▶ TASK GOAL:
Reproduce all of the data that follows, character for character.

[Saved data entries]
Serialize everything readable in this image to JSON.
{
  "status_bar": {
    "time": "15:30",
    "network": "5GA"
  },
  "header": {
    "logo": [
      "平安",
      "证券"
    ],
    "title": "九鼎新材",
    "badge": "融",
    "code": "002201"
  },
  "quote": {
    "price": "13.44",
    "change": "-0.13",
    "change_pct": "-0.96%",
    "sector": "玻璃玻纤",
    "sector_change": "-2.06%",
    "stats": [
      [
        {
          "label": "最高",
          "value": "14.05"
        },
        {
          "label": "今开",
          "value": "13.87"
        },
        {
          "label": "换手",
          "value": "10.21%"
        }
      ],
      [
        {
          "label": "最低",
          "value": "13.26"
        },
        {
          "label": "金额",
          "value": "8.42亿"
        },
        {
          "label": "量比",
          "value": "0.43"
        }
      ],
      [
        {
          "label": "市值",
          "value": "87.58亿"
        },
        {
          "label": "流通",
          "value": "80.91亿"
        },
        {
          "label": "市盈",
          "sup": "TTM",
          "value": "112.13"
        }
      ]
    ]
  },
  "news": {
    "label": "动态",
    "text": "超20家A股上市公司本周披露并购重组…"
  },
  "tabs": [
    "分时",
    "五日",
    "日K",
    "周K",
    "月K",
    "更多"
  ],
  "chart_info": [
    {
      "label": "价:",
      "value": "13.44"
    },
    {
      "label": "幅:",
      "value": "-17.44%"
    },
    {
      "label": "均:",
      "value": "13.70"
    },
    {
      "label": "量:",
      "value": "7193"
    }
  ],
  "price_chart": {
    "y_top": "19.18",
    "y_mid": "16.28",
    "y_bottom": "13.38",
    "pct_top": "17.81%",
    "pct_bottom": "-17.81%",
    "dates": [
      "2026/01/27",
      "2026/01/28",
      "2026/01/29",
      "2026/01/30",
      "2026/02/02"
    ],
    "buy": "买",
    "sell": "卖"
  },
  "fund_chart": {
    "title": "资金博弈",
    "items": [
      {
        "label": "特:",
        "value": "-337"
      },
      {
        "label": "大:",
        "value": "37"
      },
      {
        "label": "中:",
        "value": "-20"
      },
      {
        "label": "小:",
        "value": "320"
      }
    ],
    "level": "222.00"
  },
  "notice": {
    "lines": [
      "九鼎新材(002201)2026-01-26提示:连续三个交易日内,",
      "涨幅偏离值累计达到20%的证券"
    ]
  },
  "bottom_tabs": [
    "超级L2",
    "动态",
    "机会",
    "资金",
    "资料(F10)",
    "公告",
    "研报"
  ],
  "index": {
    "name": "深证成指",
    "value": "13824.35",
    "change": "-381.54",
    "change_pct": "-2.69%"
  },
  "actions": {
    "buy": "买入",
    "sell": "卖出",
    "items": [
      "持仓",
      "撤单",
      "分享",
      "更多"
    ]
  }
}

▶ FINISHED ANSWER:
Serialize everything readable in this image to JSON.
{
  "status_bar": {
    "time": "15:30",
    "network": "5GA"
  },
  "header": {
    "logo": [
      "平安",
      "证券"
    ],
    "title": "九鼎新材",
    "badge": "融",
    "code": "002201"
  },
  "quote": {
    "price": "13.44",
    "change": "-0.13",
    "change_pct": "-0.96%",
    "sector": "玻璃玻纤",
    "sector_change": "-2.06%",
    "stats": [
      [
        {
          "label": "最高",
          "value": "14.05"
        },
        {
          "label": "今开",
          "value": "13.87"
        },
        {
          "label": "换手",
          "value": "10.21%"
        }
      ],
      [
        {
          "label": "最低",
          "value": "13.26"
        },
        {
          "label": "金额",
          "value": "8.42亿"
        },
        {
          "label": "量比",
          "value": "0.43"
        }
      ],
      [
        {
          "label": "市值",
          "value": "87.58亿"
        },
        {
          "label": "流通",
          "value": "80.91亿"
        },
        {
          "label": "市盈",
          "sup": "TTM",
          "value": "112.13"
        }
      ]
    ]
  },
  "news": {
    "label": "动态",
    "text": "超20家A股上市公司本周披露并购重组…"
  },
  "tabs": [
    "分时",
    "五日",
    "日K",
    "周K",
    "月K",
    "更多"
  ],
  "chart_info": [
    {
      "label": "价:",
      "value": "13.44"
    },
    {
      "label": "幅:",
      "value": "-17.44%"
    },
    {
      "label": "均:",
      "value": "13.70"
    },
    {
      "label": "量:",
      "value": "7193"
    }
  ],
  "price_chart": {
    "y_top": "19.18",
    "y_mid": "16.28",
    "y_bottom": "13.38",
    "pct_top": "17.81%",
    "pct_bottom": "-17.81%",
    "dates": [
      "2026/01/27",
      "2026/01/28",
      "2026/01/29",
      "2026/01/30",
      "2026/02/02"
    ],
    "buy": "买",
    "sell": "卖"
  },
  "fund_chart": {
    "title": "资金博弈",
    "items": [
      {
        "label": "特:",
        "value": "-337"
      },
      {
        "label": "大:",
        "value": "37"
      },
      {
        "label": "中:",
        "value": "-20"
      },
      {
        "label": "小:",
        "value": "320"
      }
    ],
    "level": "222.00"
  },
  "notice": {
    "lines": [
      "九鼎新材(002201)2026-01-26提示:连续三个交易日内,",
      "涨幅偏离值累计达到20%的证券"
    ]
  },
  "bottom_tabs": [
    "超级L2",
    "动态",
    "机会",
    "资金",
    "资料(F10)",
    "公告",
    "研报"
  ],
  "index": {
    "name": "深证成指",
    "value": "13824.35",
    "change": "-381.54",
    "change_pct": "-2.69%"
  },
  "actions": {
    "buy": "买入",
    "sell": "卖出",
    "items": [
      "持仓",
      "撤单",
      "分享",
      "更多"
    ]
  }
}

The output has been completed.